→ **DIRECTION**
Spot each line in the records below where the word "title" occurs, then copy it.
───── MATERIAL FOR THE TASK
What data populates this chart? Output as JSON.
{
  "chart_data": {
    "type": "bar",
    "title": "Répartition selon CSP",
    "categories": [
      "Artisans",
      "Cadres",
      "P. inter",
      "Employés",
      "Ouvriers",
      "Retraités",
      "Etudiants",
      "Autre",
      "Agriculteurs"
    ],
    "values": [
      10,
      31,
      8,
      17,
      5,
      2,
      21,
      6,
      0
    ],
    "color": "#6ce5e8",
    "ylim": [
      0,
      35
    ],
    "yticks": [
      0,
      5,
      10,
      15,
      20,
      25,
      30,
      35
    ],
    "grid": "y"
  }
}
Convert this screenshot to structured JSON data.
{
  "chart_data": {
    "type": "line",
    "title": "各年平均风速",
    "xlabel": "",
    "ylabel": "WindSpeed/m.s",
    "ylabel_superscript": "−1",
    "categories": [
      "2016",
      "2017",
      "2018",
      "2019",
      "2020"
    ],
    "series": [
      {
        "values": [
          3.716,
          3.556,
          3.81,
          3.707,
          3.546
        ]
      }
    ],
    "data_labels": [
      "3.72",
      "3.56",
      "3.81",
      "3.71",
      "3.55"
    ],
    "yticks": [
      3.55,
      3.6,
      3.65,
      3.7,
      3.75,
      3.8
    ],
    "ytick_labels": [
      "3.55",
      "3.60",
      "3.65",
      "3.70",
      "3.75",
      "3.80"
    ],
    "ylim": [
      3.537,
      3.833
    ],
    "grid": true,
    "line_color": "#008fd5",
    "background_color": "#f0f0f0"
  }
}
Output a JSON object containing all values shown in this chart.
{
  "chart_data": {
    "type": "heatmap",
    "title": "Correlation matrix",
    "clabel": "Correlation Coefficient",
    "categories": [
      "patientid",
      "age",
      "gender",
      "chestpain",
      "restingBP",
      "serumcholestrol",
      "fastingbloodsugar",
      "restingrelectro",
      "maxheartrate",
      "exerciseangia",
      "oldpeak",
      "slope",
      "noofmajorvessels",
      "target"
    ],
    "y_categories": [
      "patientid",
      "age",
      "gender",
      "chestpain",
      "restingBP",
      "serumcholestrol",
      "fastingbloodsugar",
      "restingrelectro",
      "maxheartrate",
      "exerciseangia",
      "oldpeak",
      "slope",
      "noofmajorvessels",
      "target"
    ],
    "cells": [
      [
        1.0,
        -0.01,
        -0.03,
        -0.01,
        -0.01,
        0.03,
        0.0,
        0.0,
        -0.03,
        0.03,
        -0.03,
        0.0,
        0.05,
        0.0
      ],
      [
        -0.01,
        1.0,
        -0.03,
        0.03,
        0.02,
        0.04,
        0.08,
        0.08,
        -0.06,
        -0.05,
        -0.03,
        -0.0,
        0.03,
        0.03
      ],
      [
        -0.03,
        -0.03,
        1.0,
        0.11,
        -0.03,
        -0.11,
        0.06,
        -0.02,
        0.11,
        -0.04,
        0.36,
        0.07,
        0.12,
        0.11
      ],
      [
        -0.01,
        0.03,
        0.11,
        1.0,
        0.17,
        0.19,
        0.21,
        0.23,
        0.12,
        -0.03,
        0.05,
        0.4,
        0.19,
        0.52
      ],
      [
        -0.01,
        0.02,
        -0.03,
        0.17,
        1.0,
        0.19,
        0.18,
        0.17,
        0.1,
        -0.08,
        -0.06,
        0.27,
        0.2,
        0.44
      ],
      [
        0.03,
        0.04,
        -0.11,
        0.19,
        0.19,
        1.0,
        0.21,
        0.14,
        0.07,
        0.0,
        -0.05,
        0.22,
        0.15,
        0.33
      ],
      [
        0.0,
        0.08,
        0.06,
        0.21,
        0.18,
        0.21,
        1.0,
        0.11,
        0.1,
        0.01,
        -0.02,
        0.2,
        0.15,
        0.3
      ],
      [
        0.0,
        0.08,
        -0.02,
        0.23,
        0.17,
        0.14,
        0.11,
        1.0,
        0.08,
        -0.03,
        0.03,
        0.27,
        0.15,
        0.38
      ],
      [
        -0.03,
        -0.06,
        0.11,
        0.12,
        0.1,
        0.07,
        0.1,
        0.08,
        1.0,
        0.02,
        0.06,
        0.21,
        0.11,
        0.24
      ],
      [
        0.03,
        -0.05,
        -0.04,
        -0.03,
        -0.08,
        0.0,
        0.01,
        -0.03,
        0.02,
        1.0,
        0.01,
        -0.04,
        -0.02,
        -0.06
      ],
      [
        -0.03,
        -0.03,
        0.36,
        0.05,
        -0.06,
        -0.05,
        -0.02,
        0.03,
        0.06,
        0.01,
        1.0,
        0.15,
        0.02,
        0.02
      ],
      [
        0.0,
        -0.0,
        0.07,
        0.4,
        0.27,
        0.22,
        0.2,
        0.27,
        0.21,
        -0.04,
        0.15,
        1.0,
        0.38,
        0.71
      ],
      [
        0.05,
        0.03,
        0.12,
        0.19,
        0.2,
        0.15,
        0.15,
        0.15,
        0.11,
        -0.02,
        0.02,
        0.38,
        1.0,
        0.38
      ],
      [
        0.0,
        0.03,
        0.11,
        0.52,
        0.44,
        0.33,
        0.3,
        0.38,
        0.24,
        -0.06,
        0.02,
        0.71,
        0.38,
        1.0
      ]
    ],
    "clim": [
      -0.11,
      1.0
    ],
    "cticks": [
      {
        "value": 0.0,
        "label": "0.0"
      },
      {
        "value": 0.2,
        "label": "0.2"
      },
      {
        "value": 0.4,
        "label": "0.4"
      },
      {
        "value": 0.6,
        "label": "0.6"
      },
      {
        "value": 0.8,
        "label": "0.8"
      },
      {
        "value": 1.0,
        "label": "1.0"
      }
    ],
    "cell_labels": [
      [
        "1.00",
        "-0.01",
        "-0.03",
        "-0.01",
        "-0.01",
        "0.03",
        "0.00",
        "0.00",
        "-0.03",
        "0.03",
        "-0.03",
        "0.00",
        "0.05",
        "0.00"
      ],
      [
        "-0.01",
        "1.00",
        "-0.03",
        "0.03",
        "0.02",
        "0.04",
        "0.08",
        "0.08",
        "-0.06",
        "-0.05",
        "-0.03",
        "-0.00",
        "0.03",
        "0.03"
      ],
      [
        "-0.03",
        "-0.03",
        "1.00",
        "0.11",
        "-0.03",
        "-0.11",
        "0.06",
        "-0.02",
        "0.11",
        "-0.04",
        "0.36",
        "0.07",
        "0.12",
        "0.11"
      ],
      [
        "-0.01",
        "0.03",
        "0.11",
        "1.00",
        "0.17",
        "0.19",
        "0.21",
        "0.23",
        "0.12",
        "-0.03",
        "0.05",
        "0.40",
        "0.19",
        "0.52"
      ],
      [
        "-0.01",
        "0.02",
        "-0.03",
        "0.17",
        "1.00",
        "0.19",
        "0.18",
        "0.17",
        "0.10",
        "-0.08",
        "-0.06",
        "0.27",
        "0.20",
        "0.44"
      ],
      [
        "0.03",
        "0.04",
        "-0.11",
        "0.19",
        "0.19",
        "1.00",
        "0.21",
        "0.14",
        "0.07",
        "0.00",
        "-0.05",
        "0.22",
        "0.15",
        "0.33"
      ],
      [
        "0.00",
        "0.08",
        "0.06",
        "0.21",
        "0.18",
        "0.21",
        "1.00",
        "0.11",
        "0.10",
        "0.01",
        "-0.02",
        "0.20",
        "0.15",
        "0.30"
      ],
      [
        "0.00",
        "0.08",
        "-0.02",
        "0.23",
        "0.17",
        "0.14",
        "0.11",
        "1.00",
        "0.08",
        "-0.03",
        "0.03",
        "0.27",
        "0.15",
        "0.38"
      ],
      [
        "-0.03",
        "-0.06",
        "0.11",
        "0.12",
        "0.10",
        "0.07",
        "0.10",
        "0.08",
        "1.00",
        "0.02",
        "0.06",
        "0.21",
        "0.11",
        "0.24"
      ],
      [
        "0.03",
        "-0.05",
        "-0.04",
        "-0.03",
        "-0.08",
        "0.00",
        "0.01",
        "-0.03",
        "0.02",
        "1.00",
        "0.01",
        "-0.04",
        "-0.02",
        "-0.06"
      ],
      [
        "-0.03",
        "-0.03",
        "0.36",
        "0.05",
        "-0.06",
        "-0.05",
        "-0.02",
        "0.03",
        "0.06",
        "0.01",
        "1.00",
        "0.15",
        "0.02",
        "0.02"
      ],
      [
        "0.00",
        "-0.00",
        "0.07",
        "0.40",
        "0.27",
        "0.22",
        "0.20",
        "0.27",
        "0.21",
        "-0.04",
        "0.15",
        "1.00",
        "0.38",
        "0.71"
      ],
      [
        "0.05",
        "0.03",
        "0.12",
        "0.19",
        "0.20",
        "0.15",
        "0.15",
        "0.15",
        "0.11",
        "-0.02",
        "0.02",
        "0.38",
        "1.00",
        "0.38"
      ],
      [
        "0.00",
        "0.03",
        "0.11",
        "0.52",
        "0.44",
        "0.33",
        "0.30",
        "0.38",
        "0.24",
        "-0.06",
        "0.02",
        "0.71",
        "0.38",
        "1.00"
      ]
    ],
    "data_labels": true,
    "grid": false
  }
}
──────────
→ **EXERCISE ANSWER**
    "title": "Répartition selon CSP",
    "title": "各年平均风速",
    "title": "Correlation matrix",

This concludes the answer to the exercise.